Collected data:

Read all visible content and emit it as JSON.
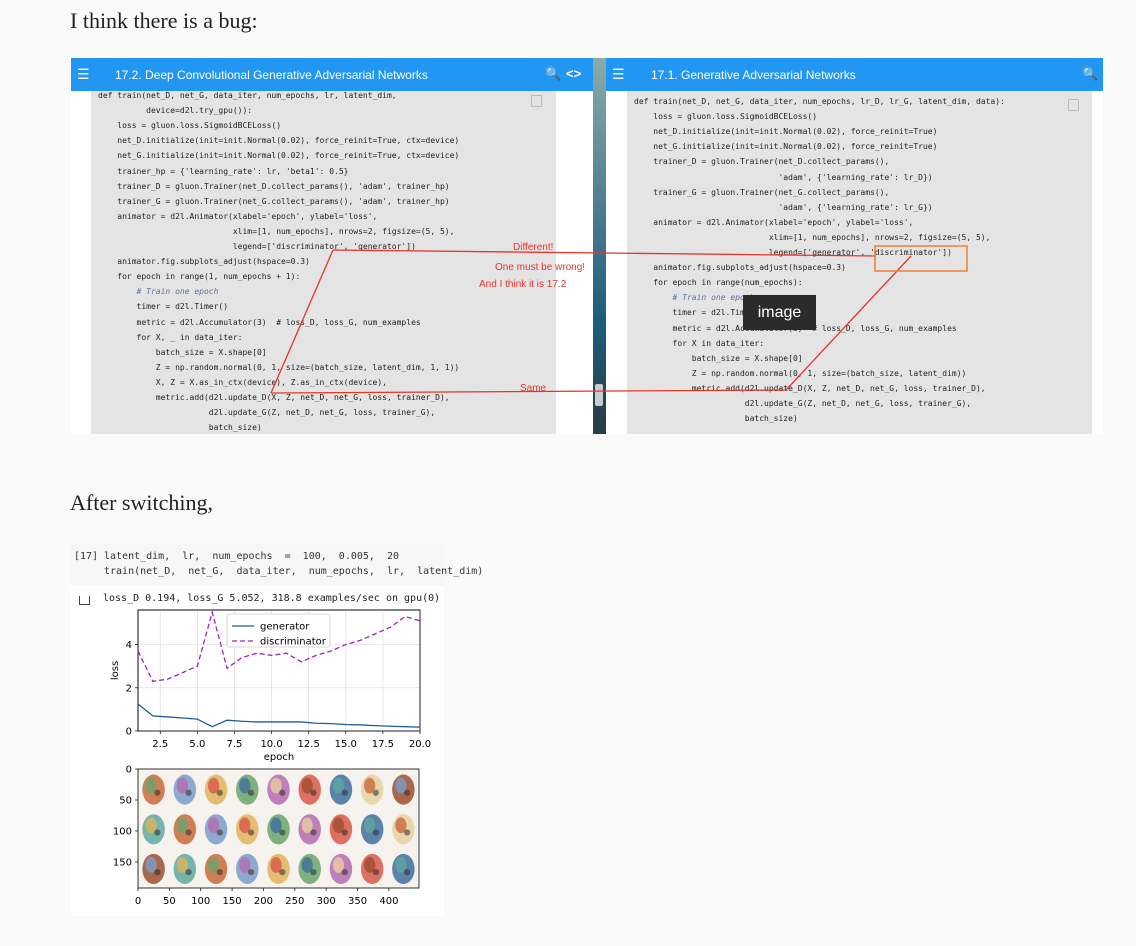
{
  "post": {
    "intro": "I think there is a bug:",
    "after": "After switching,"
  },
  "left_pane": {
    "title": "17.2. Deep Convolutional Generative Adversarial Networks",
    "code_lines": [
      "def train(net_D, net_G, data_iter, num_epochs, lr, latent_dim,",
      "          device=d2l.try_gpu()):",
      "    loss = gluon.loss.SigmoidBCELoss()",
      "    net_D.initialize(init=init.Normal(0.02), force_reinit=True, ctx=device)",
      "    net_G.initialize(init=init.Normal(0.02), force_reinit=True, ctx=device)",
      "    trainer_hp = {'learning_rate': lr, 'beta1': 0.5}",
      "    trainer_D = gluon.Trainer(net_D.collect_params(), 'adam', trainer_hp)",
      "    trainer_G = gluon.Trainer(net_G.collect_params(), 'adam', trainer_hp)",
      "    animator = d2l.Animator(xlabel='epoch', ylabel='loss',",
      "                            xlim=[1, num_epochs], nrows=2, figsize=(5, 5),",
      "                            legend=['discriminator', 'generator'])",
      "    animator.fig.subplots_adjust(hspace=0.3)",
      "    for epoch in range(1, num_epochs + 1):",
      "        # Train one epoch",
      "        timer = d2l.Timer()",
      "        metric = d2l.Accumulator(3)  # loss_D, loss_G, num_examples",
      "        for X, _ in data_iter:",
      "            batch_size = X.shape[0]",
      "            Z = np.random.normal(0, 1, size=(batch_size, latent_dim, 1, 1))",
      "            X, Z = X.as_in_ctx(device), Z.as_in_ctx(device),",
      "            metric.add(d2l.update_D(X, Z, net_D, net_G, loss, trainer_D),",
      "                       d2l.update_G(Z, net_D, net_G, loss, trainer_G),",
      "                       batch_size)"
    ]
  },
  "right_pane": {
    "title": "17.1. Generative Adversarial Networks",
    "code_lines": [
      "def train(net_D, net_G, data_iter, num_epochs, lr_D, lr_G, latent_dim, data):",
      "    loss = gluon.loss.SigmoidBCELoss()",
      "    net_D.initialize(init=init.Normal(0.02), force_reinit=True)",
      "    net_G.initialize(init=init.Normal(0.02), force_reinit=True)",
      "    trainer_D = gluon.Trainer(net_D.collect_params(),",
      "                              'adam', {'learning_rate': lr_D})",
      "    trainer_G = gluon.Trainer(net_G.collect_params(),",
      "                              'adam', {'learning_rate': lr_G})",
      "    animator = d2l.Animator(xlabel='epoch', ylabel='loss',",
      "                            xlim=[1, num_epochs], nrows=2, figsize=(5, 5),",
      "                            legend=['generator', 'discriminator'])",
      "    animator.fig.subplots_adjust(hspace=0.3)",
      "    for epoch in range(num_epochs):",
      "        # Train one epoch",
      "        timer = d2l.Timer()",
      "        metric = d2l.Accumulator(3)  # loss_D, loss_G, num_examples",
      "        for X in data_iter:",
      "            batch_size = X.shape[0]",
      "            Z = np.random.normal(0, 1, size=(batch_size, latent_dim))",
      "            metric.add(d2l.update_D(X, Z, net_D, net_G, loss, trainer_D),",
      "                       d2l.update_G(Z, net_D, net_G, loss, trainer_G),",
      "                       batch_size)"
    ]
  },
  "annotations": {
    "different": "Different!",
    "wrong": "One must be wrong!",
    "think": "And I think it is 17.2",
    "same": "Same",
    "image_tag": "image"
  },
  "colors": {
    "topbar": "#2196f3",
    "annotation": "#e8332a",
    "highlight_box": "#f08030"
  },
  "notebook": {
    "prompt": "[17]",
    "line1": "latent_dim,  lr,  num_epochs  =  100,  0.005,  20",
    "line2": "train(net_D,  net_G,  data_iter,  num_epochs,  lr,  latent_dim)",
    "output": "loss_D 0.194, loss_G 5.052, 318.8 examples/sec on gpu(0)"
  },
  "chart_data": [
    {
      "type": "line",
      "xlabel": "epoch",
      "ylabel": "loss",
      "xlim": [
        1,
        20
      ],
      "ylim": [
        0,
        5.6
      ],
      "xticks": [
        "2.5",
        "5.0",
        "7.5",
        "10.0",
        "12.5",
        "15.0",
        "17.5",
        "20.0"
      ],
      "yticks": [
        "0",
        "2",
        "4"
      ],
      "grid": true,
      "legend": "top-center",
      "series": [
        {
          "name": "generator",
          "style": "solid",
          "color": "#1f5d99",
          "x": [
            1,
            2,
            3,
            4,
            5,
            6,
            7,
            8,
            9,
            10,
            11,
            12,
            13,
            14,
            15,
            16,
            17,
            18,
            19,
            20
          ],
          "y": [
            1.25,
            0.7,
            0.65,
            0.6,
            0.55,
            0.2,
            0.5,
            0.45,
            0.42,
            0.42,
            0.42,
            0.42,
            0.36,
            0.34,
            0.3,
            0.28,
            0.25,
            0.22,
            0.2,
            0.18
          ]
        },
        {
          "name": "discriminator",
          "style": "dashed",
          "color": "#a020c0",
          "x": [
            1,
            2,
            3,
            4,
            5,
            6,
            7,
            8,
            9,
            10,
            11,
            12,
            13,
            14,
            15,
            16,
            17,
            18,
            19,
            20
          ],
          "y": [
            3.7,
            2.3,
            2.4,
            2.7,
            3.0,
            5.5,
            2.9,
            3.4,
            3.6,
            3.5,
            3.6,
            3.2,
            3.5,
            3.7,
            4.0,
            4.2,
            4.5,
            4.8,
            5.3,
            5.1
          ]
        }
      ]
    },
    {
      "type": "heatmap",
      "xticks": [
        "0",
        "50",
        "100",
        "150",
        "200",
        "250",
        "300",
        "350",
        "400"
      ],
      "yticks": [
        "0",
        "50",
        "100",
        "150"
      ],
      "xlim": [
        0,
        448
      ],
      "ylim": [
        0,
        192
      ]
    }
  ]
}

◆ YOUR TASK: Copy out each line of the entries that holds "random".

◆ TASK RESULT:
      "            Z = np.random.normal(0, 1, size=(batch_size, latent_dim, 1, 1))",
      "            Z = np.random.normal(0, 1, size=(batch_size, latent_dim))",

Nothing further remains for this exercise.